* TASK DIRECTIONS *
Rewrite the records below, changing every "Ravi Oza" to "R. Oza" and leaving all else as it is.

• • • • • • •

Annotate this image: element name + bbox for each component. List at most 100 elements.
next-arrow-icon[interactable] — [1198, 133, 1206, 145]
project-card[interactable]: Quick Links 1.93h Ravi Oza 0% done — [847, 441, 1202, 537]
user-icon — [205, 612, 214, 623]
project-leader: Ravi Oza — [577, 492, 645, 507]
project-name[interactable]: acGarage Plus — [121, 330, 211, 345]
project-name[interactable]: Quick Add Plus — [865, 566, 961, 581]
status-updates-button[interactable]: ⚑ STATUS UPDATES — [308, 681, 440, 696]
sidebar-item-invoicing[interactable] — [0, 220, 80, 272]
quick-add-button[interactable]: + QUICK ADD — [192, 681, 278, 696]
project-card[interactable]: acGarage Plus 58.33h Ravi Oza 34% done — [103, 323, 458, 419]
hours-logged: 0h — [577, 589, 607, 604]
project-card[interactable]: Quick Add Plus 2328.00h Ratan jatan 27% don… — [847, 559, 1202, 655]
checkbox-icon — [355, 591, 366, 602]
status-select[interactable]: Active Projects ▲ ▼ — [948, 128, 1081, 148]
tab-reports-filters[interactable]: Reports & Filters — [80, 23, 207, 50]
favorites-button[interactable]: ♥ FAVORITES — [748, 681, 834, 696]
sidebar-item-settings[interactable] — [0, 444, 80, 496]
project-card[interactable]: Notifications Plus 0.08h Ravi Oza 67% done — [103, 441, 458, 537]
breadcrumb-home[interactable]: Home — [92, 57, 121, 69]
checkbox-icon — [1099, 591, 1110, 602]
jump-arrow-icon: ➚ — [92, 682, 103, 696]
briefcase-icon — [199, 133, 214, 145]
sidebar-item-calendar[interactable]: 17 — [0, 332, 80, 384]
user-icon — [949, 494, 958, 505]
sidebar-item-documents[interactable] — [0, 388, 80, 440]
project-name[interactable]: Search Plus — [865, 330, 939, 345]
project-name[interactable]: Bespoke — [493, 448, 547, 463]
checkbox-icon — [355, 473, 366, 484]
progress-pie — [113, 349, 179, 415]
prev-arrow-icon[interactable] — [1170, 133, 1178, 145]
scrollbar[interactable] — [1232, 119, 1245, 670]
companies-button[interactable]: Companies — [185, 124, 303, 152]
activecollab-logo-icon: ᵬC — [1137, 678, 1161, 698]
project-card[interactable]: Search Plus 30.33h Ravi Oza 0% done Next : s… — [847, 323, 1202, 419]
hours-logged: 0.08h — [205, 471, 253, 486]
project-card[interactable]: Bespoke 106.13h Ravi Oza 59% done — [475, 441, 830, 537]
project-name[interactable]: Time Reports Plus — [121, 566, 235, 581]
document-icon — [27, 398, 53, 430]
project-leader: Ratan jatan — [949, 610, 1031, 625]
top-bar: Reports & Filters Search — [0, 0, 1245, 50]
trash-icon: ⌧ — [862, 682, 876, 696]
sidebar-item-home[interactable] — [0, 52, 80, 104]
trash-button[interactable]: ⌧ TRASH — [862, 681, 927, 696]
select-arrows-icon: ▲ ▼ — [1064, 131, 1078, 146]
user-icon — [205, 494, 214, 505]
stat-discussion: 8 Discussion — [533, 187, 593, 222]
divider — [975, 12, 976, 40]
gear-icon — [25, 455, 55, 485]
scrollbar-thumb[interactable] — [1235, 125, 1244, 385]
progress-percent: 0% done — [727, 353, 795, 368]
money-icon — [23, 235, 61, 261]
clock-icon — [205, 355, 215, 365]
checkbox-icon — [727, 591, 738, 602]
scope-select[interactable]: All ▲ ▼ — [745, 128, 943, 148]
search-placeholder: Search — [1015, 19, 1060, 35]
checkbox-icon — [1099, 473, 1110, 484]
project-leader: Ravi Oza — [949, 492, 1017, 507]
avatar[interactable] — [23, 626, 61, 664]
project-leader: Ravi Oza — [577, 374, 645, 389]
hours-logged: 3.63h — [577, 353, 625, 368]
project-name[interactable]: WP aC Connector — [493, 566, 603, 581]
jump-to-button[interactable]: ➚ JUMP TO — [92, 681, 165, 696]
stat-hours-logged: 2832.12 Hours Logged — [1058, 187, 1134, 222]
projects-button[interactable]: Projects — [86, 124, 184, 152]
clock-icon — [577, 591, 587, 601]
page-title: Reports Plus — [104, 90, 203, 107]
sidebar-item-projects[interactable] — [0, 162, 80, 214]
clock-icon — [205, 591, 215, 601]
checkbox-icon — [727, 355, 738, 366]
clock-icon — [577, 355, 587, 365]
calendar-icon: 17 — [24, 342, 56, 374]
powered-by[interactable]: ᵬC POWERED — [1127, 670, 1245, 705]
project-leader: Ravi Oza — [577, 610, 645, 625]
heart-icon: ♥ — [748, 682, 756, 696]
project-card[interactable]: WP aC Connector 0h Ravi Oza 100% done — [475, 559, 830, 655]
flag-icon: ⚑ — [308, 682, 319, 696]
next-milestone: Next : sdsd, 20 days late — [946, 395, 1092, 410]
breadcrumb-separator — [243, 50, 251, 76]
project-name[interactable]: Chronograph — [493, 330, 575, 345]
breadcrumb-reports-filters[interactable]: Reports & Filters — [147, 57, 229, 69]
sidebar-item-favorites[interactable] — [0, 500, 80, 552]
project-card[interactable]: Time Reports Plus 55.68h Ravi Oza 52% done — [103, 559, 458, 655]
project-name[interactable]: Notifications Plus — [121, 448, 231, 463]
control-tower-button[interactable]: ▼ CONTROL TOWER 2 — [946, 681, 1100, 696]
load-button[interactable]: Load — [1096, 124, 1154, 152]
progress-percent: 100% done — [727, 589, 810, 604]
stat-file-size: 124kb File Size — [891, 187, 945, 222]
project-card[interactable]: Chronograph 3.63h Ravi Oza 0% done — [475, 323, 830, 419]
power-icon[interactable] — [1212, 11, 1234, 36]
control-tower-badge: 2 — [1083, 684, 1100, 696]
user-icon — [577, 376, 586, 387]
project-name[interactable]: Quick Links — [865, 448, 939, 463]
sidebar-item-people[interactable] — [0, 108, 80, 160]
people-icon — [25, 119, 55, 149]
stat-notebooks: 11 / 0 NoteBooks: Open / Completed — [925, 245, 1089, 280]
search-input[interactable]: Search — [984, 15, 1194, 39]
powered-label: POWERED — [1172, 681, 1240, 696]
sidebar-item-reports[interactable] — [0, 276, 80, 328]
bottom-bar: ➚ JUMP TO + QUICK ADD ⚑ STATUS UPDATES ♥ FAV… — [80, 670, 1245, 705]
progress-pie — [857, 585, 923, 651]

• • • • • • •

* SOLVED EXERCISE *
Annotate this image: element name + bbox for each component. List at most 100 elements.
next-arrow-icon[interactable] — [1198, 133, 1206, 145]
project-card[interactable]: Quick Links 1.93h R. Oza 0% done — [847, 441, 1202, 537]
user-icon — [205, 612, 214, 623]
project-leader: R. Oza — [577, 492, 645, 507]
project-name[interactable]: acGarage Plus — [121, 330, 211, 345]
project-name[interactable]: Quick Add Plus — [865, 566, 961, 581]
status-updates-button[interactable]: ⚑ STATUS UPDATES — [308, 681, 440, 696]
sidebar-item-invoicing[interactable] — [0, 220, 80, 272]
quick-add-button[interactable]: + QUICK ADD — [192, 681, 278, 696]
project-card[interactable]: acGarage Plus 58.33h R. Oza 34% done — [103, 323, 458, 419]
hours-logged: 0h — [577, 589, 607, 604]
project-card[interactable]: Quick Add Plus 2328.00h Ratan jatan 27% don… — [847, 559, 1202, 655]
checkbox-icon — [355, 591, 366, 602]
status-select[interactable]: Active Projects ▲ ▼ — [948, 128, 1081, 148]
tab-reports-filters[interactable]: Reports & Filters — [80, 23, 207, 50]
favorites-button[interactable]: ♥ FAVORITES — [748, 681, 834, 696]
sidebar-item-settings[interactable] — [0, 444, 80, 496]
project-card[interactable]: Notifications Plus 0.08h R. Oza 67% done — [103, 441, 458, 537]
breadcrumb-home[interactable]: Home — [92, 57, 121, 69]
checkbox-icon — [1099, 591, 1110, 602]
jump-arrow-icon: ➚ — [92, 682, 103, 696]
briefcase-icon — [199, 133, 214, 145]
sidebar-item-calendar[interactable]: 17 — [0, 332, 80, 384]
user-icon — [949, 494, 958, 505]
sidebar-item-documents[interactable] — [0, 388, 80, 440]
project-name[interactable]: Search Plus — [865, 330, 939, 345]
project-name[interactable]: Bespoke — [493, 448, 547, 463]
checkbox-icon — [355, 473, 366, 484]
progress-pie — [113, 349, 179, 415]
prev-arrow-icon[interactable] — [1170, 133, 1178, 145]
scrollbar[interactable] — [1232, 119, 1245, 670]
companies-button[interactable]: Companies — [185, 124, 303, 152]
activecollab-logo-icon: ᵬC — [1137, 678, 1161, 698]
project-card[interactable]: Search Plus 30.33h R. Oza 0% done Next : s… — [847, 323, 1202, 419]
hours-logged: 0.08h — [205, 471, 253, 486]
project-card[interactable]: Bespoke 106.13h R. Oza 59% done — [475, 441, 830, 537]
project-name[interactable]: Time Reports Plus — [121, 566, 235, 581]
document-icon — [27, 398, 53, 430]
project-leader: Ratan jatan — [949, 610, 1031, 625]
top-bar: Reports & Filters Search — [0, 0, 1245, 50]
trash-icon: ⌧ — [862, 682, 876, 696]
sidebar-item-home[interactable] — [0, 52, 80, 104]
trash-button[interactable]: ⌧ TRASH — [862, 681, 927, 696]
select-arrows-icon: ▲ ▼ — [1064, 131, 1078, 146]
user-icon — [205, 494, 214, 505]
stat-discussion: 8 Discussion — [533, 187, 593, 222]
divider — [975, 12, 976, 40]
gear-icon — [25, 455, 55, 485]
scrollbar-thumb[interactable] — [1235, 125, 1244, 385]
progress-percent: 0% done — [727, 353, 795, 368]
money-icon — [23, 235, 61, 261]
clock-icon — [205, 355, 215, 365]
checkbox-icon — [727, 591, 738, 602]
scope-select[interactable]: All ▲ ▼ — [745, 128, 943, 148]
search-placeholder: Search — [1015, 19, 1060, 35]
checkbox-icon — [1099, 473, 1110, 484]
project-leader: R. Oza — [949, 492, 1017, 507]
avatar[interactable] — [23, 626, 61, 664]
project-leader: R. Oza — [577, 374, 645, 389]
hours-logged: 3.63h — [577, 353, 625, 368]
project-name[interactable]: WP aC Connector — [493, 566, 603, 581]
jump-to-button[interactable]: ➚ JUMP TO — [92, 681, 165, 696]
stat-hours-logged: 2832.12 Hours Logged — [1058, 187, 1134, 222]
projects-button[interactable]: Projects — [86, 124, 184, 152]
clock-icon — [577, 591, 587, 601]
page-title: Reports Plus — [104, 90, 203, 107]
sidebar-item-projects[interactable] — [0, 162, 80, 214]
clock-icon — [205, 591, 215, 601]
checkbox-icon — [727, 355, 738, 366]
clock-icon — [577, 355, 587, 365]
calendar-icon: 17 — [24, 342, 56, 374]
powered-by[interactable]: ᵬC POWERED — [1127, 670, 1245, 705]
project-leader: R. Oza — [577, 610, 645, 625]
heart-icon: ♥ — [748, 682, 756, 696]
project-card[interactable]: WP aC Connector 0h R. Oza 100% done — [475, 559, 830, 655]
flag-icon: ⚑ — [308, 682, 319, 696]
next-milestone: Next : sdsd, 20 days late — [946, 395, 1092, 410]
breadcrumb-separator — [243, 50, 251, 76]
project-name[interactable]: Chronograph — [493, 330, 575, 345]
breadcrumb-reports-filters[interactable]: Reports & Filters — [147, 57, 229, 69]
sidebar-item-favorites[interactable] — [0, 500, 80, 552]
project-card[interactable]: Time Reports Plus 55.68h R. Oza 52% done — [103, 559, 458, 655]
project-name[interactable]: Notifications Plus — [121, 448, 231, 463]
control-tower-button[interactable]: ▼ CONTROL TOWER 2 — [946, 681, 1100, 696]
load-button[interactable]: Load — [1096, 124, 1154, 152]
progress-percent: 100% done — [727, 589, 810, 604]
stat-file-size: 124kb File Size — [891, 187, 945, 222]
project-card[interactable]: Chronograph 3.63h R. Oza 0% done — [475, 323, 830, 419]
power-icon[interactable] — [1212, 11, 1234, 36]
control-tower-badge: 2 — [1083, 684, 1100, 696]
user-icon — [577, 376, 586, 387]
project-name[interactable]: Quick Links — [865, 448, 939, 463]
sidebar-item-people[interactable] — [0, 108, 80, 160]
people-icon — [25, 119, 55, 149]
stat-notebooks: 11 / 0 NoteBooks: Open / Completed — [925, 245, 1089, 280]
search-input[interactable]: Search — [984, 15, 1194, 39]
powered-label: POWERED — [1172, 681, 1240, 696]
sidebar-item-reports[interactable] — [0, 276, 80, 328]
bottom-bar: ➚ JUMP TO + QUICK ADD ⚑ STATUS UPDATES ♥ FAV… — [80, 670, 1245, 705]
progress-pie — [857, 585, 923, 651]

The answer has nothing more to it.